• Given records:

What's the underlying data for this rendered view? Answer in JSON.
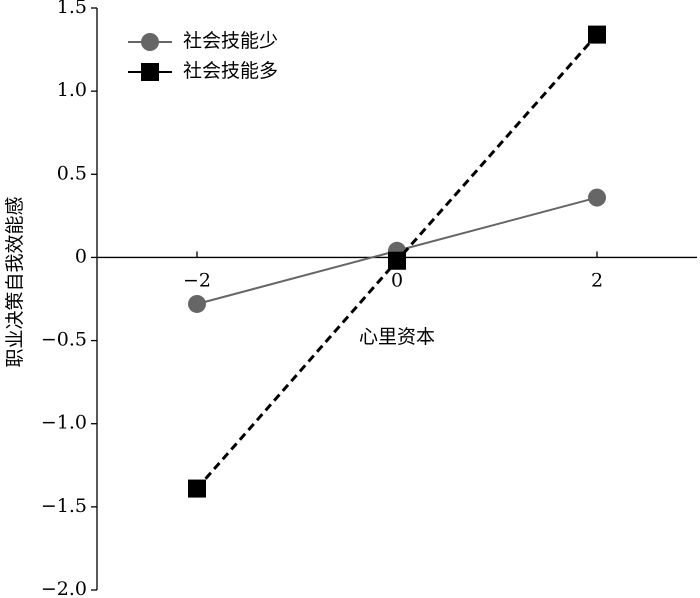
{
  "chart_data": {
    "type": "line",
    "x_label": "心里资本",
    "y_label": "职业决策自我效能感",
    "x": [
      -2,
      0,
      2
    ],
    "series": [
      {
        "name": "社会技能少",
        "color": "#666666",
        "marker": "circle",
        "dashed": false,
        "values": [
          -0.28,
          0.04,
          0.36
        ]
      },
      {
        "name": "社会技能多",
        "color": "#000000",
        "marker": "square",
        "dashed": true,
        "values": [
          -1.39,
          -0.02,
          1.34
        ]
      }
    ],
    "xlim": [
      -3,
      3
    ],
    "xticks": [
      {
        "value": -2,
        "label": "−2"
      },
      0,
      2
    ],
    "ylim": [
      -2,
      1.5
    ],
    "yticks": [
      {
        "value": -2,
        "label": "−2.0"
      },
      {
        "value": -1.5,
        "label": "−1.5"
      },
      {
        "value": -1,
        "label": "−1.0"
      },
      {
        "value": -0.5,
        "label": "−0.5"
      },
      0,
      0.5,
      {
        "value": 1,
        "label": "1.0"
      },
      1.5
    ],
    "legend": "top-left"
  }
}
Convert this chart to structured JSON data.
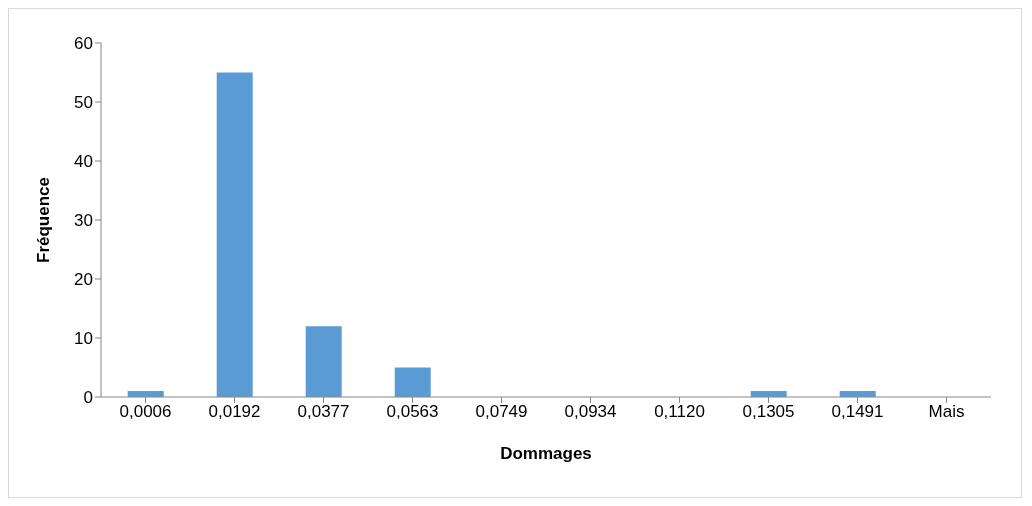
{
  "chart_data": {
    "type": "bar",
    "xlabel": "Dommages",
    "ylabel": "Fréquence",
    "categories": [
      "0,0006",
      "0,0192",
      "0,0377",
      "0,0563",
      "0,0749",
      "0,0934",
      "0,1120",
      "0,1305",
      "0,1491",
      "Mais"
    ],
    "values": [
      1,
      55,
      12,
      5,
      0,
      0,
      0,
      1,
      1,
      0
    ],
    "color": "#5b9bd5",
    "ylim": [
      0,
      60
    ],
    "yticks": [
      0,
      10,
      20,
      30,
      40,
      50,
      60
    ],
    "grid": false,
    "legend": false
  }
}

• Set task: Look for "JSON" and pull out every line that has it.

• Response to the exercise:
What's the underlying data for this rendered view? Answer in JSON.
Convert this chart to structured JSON data.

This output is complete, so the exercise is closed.